### Exercise aim
All of the data that follows should be retyped exactly, please, except the pictures.

### Provided material
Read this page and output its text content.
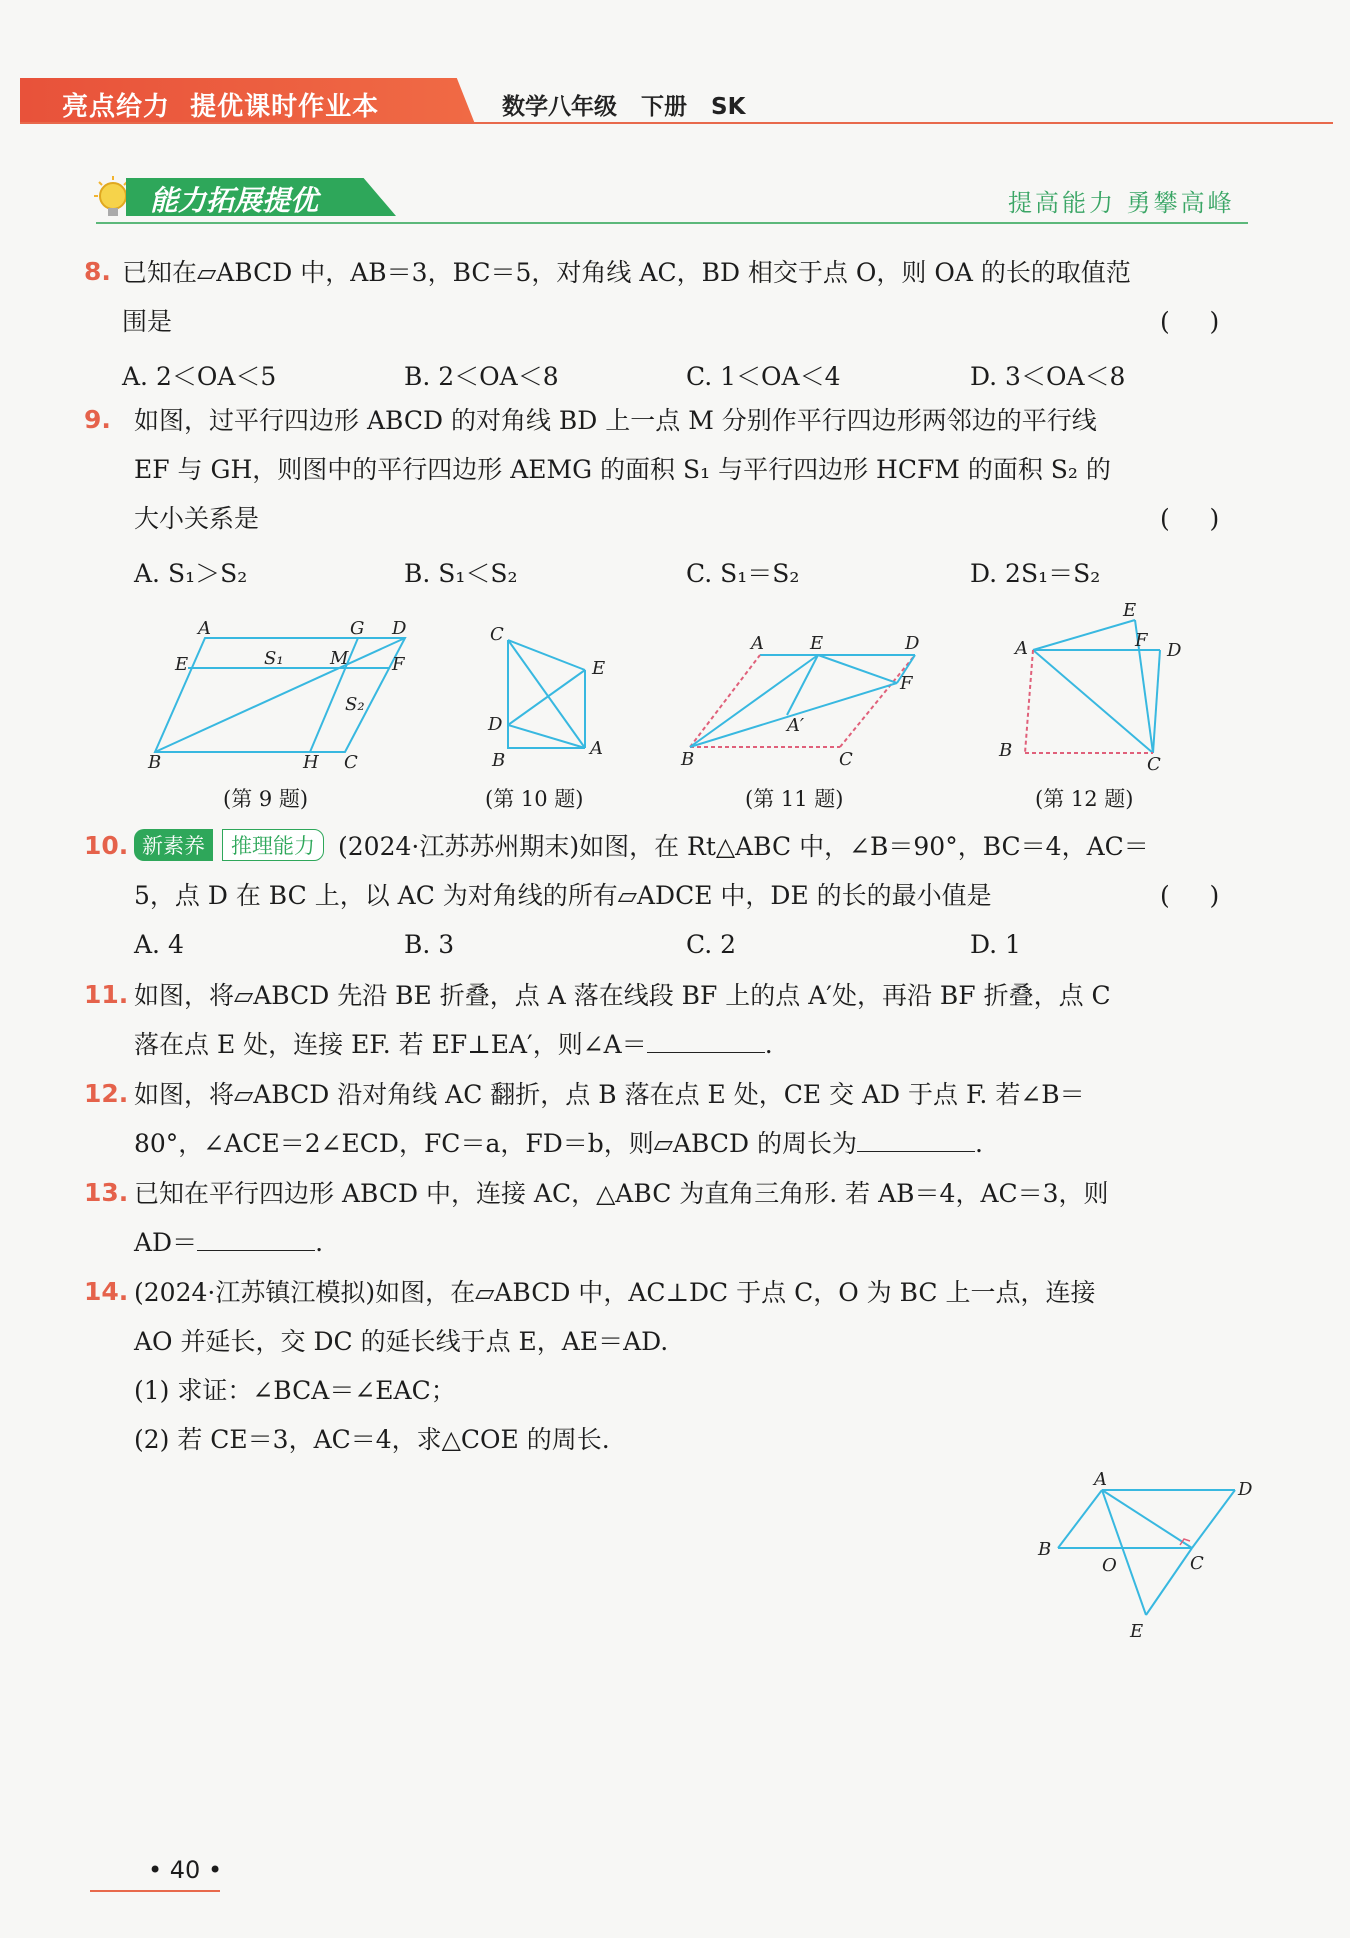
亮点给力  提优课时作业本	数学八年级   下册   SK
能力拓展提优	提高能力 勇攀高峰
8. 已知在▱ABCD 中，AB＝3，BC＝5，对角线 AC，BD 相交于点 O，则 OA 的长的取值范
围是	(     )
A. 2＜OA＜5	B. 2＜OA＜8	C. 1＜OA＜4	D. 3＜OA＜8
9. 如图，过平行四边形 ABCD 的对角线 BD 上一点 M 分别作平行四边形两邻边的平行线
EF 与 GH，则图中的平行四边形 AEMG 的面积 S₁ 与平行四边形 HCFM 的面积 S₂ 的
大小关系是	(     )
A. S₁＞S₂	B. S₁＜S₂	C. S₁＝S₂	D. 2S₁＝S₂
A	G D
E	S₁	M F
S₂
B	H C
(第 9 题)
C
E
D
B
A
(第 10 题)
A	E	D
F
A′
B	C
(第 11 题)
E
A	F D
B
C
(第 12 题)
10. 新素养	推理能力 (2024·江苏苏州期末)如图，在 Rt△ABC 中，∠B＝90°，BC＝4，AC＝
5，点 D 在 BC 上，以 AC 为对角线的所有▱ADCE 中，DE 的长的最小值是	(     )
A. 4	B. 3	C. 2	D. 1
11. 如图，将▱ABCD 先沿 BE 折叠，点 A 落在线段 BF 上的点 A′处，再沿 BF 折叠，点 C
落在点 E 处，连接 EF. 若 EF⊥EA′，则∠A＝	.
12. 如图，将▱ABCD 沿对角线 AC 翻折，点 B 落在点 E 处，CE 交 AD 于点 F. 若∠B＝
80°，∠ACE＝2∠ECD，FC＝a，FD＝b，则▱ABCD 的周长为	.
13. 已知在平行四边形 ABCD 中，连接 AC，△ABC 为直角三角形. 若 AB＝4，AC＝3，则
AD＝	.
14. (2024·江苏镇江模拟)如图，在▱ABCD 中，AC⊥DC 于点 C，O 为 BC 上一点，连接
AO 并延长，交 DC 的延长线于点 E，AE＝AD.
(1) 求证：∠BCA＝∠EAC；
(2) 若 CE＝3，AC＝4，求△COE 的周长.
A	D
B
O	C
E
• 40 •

### Complete response
Read this page and output its text content.
亮点给力  提优课时作业本	数学八年级   下册   SK
能力拓展提优	提高能力 勇攀高峰
8. 已知在▱ABCD 中，AB＝3，BC＝5，对角线 AC，BD 相交于点 O，则 OA 的长的取值范
围是	(     )
A. 2＜OA＜5	B. 2＜OA＜8	C. 1＜OA＜4	D. 3＜OA＜8
9. 如图，过平行四边形 ABCD 的对角线 BD 上一点 M 分别作平行四边形两邻边的平行线
EF 与 GH，则图中的平行四边形 AEMG 的面积 S₁ 与平行四边形 HCFM 的面积 S₂ 的
大小关系是	(     )
A. S₁＞S₂	B. S₁＜S₂	C. S₁＝S₂	D. 2S₁＝S₂
A	G D
E	S₁	M F
S₂
B	H C
(第 9 题)
C
E
D
B
A
(第 10 题)
A	E	D
F
A′
B	C
(第 11 题)
E
A	F D
B
C
(第 12 题)
10. 新素养	推理能力 (2024·江苏苏州期末)如图，在 Rt△ABC 中，∠B＝90°，BC＝4，AC＝
5，点 D 在 BC 上，以 AC 为对角线的所有▱ADCE 中，DE 的长的最小值是	(     )
A. 4	B. 3	C. 2	D. 1
11. 如图，将▱ABCD 先沿 BE 折叠，点 A 落在线段 BF 上的点 A′处，再沿 BF 折叠，点 C
落在点 E 处，连接 EF. 若 EF⊥EA′，则∠A＝	.
12. 如图，将▱ABCD 沿对角线 AC 翻折，点 B 落在点 E 处，CE 交 AD 于点 F. 若∠B＝
80°，∠ACE＝2∠ECD，FC＝a，FD＝b，则▱ABCD 的周长为	.
13. 已知在平行四边形 ABCD 中，连接 AC，△ABC 为直角三角形. 若 AB＝4，AC＝3，则
AD＝	.
14. (2024·江苏镇江模拟)如图，在▱ABCD 中，AC⊥DC 于点 C，O 为 BC 上一点，连接
AO 并延长，交 DC 的延长线于点 E，AE＝AD.
(1) 求证：∠BCA＝∠EAC；
(2) 若 CE＝3，AC＝4，求△COE 的周长.
A	D
B
O	C
E
• 40 •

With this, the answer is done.